Recorded information:
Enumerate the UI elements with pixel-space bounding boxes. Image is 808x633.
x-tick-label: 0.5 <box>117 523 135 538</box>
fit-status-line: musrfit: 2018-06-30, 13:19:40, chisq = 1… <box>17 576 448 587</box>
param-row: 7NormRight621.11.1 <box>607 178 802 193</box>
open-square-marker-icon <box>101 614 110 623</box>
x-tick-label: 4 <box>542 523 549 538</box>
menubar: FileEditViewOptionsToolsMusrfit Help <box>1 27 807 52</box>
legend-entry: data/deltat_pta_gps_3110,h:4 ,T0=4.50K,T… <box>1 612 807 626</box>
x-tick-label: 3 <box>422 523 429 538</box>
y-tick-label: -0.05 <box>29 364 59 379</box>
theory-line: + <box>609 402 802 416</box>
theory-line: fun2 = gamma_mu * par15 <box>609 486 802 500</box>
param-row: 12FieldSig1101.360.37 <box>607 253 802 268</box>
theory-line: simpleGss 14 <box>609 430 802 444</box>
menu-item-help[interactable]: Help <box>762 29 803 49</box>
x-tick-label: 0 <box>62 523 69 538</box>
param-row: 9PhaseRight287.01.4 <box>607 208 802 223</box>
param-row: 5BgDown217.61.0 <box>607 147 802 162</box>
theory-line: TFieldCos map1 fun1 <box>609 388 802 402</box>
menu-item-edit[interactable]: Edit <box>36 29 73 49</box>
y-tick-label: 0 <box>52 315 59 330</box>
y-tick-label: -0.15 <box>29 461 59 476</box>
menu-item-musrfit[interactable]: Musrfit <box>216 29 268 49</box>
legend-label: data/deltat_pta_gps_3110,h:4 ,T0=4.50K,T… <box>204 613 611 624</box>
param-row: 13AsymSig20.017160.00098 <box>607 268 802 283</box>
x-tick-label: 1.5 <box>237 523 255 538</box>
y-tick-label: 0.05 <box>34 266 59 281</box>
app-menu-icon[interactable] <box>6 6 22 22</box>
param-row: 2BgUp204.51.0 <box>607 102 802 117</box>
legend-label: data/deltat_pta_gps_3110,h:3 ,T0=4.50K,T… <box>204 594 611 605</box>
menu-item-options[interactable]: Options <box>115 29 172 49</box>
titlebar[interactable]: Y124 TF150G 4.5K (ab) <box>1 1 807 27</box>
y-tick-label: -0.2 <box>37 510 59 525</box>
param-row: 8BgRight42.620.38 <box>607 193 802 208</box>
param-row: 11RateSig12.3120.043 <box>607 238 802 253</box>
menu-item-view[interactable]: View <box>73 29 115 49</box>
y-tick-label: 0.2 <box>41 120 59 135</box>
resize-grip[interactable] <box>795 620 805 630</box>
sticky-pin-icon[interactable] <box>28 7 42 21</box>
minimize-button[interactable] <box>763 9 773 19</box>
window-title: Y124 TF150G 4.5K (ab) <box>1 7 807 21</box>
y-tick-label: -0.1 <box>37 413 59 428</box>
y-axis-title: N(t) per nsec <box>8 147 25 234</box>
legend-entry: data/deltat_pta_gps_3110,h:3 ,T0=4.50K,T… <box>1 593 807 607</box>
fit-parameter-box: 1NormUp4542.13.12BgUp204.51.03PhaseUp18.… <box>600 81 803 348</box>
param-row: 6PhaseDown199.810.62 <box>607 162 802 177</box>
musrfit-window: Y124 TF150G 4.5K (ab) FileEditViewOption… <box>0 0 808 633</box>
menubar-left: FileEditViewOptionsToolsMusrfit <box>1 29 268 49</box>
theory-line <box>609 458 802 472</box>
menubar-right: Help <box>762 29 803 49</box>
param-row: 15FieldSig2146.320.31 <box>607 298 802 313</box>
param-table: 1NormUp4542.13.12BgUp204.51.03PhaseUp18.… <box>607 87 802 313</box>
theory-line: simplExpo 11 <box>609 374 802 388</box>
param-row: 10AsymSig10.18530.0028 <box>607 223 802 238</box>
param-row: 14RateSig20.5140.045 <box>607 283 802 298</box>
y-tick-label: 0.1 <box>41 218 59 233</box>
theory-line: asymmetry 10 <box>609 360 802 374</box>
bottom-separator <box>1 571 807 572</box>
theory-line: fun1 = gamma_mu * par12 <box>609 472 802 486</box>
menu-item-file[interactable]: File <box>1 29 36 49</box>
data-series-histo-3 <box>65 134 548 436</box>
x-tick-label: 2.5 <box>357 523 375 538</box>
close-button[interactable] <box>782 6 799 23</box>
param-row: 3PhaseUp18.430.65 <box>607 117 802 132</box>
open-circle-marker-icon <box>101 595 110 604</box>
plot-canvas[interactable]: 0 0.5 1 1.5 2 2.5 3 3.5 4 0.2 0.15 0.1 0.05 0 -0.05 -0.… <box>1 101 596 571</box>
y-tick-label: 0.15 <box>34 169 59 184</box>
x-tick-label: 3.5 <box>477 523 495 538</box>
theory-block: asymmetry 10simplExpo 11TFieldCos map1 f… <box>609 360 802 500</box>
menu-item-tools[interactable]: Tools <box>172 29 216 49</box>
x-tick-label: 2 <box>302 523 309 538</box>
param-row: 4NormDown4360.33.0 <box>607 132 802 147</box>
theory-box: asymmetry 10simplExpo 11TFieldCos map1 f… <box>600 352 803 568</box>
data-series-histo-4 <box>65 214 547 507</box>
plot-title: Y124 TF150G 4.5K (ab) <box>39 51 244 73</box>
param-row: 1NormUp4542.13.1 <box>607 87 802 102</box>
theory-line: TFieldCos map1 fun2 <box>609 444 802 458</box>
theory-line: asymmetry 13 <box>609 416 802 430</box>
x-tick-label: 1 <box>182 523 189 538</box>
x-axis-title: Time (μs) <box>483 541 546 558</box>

Exercise requirements:
Reproduce these lines with every "theory-line" swapped for "theory-entry" and everything else unchanged.

Task answer:
Enumerate the UI elements with pixel-space bounding boxes. Image is 808x633.
x-tick-label: 0.5 <box>117 523 135 538</box>
fit-status-line: musrfit: 2018-06-30, 13:19:40, chisq = 1… <box>17 576 448 587</box>
param-row: 7NormRight621.11.1 <box>607 178 802 193</box>
open-square-marker-icon <box>101 614 110 623</box>
x-tick-label: 4 <box>542 523 549 538</box>
menubar: FileEditViewOptionsToolsMusrfit Help <box>1 27 807 52</box>
legend-entry: data/deltat_pta_gps_3110,h:4 ,T0=4.50K,T… <box>1 612 807 626</box>
x-tick-label: 3 <box>422 523 429 538</box>
y-tick-label: -0.05 <box>29 364 59 379</box>
theory-entry: + <box>609 402 802 416</box>
theory-entry: fun2 = gamma_mu * par15 <box>609 486 802 500</box>
param-row: 12FieldSig1101.360.37 <box>607 253 802 268</box>
theory-entry: simpleGss 14 <box>609 430 802 444</box>
menu-item-help[interactable]: Help <box>762 29 803 49</box>
x-tick-label: 0 <box>62 523 69 538</box>
param-row: 9PhaseRight287.01.4 <box>607 208 802 223</box>
param-row: 5BgDown217.61.0 <box>607 147 802 162</box>
theory-entry: TFieldCos map1 fun1 <box>609 388 802 402</box>
menu-item-edit[interactable]: Edit <box>36 29 73 49</box>
y-tick-label: 0 <box>52 315 59 330</box>
y-tick-label: -0.15 <box>29 461 59 476</box>
menu-item-musrfit[interactable]: Musrfit <box>216 29 268 49</box>
legend-label: data/deltat_pta_gps_3110,h:4 ,T0=4.50K,T… <box>204 613 611 624</box>
param-row: 13AsymSig20.017160.00098 <box>607 268 802 283</box>
x-tick-label: 1.5 <box>237 523 255 538</box>
y-tick-label: 0.05 <box>34 266 59 281</box>
app-menu-icon[interactable] <box>6 6 22 22</box>
param-row: 2BgUp204.51.0 <box>607 102 802 117</box>
legend-label: data/deltat_pta_gps_3110,h:3 ,T0=4.50K,T… <box>204 594 611 605</box>
menu-item-options[interactable]: Options <box>115 29 172 49</box>
titlebar[interactable]: Y124 TF150G 4.5K (ab) <box>1 1 807 27</box>
y-tick-label: -0.2 <box>37 510 59 525</box>
param-row: 8BgRight42.620.38 <box>607 193 802 208</box>
param-row: 11RateSig12.3120.043 <box>607 238 802 253</box>
menu-item-view[interactable]: View <box>73 29 115 49</box>
y-tick-label: 0.2 <box>41 120 59 135</box>
resize-grip[interactable] <box>795 620 805 630</box>
sticky-pin-icon[interactable] <box>28 7 42 21</box>
minimize-button[interactable] <box>763 9 773 19</box>
window-title: Y124 TF150G 4.5K (ab) <box>1 7 807 21</box>
y-tick-label: -0.1 <box>37 413 59 428</box>
y-axis-title: N(t) per nsec <box>8 147 25 234</box>
legend-entry: data/deltat_pta_gps_3110,h:3 ,T0=4.50K,T… <box>1 593 807 607</box>
fit-parameter-box: 1NormUp4542.13.12BgUp204.51.03PhaseUp18.… <box>600 81 803 348</box>
param-row: 6PhaseDown199.810.62 <box>607 162 802 177</box>
musrfit-window: Y124 TF150G 4.5K (ab) FileEditViewOption… <box>0 0 808 633</box>
menubar-left: FileEditViewOptionsToolsMusrfit <box>1 29 268 49</box>
theory-entry <box>609 458 802 472</box>
menubar-right: Help <box>762 29 803 49</box>
param-row: 15FieldSig2146.320.31 <box>607 298 802 313</box>
param-table: 1NormUp4542.13.12BgUp204.51.03PhaseUp18.… <box>607 87 802 313</box>
theory-entry: simplExpo 11 <box>609 374 802 388</box>
param-row: 10AsymSig10.18530.0028 <box>607 223 802 238</box>
param-row: 14RateSig20.5140.045 <box>607 283 802 298</box>
y-tick-label: 0.1 <box>41 218 59 233</box>
theory-entry: asymmetry 10 <box>609 360 802 374</box>
bottom-separator <box>1 571 807 572</box>
theory-entry: fun1 = gamma_mu * par12 <box>609 472 802 486</box>
menu-item-file[interactable]: File <box>1 29 36 49</box>
data-series-histo-3 <box>65 134 548 436</box>
x-tick-label: 2.5 <box>357 523 375 538</box>
close-button[interactable] <box>782 6 799 23</box>
param-row: 3PhaseUp18.430.65 <box>607 117 802 132</box>
open-circle-marker-icon <box>101 595 110 604</box>
plot-canvas[interactable]: 0 0.5 1 1.5 2 2.5 3 3.5 4 0.2 0.15 0.1 0.05 0 -0.05 -0.… <box>1 101 596 571</box>
y-tick-label: 0.15 <box>34 169 59 184</box>
x-tick-label: 3.5 <box>477 523 495 538</box>
theory-block: asymmetry 10simplExpo 11TFieldCos map1 f… <box>609 360 802 500</box>
menu-item-tools[interactable]: Tools <box>172 29 216 49</box>
x-tick-label: 2 <box>302 523 309 538</box>
param-row: 4NormDown4360.33.0 <box>607 132 802 147</box>
theory-box: asymmetry 10simplExpo 11TFieldCos map1 f… <box>600 352 803 568</box>
data-series-histo-4 <box>65 214 547 507</box>
plot-title: Y124 TF150G 4.5K (ab) <box>39 51 244 73</box>
param-row: 1NormUp4542.13.1 <box>607 87 802 102</box>
theory-entry: TFieldCos map1 fun2 <box>609 444 802 458</box>
theory-entry: asymmetry 13 <box>609 416 802 430</box>
x-tick-label: 1 <box>182 523 189 538</box>
x-axis-title: Time (μs) <box>483 541 546 558</box>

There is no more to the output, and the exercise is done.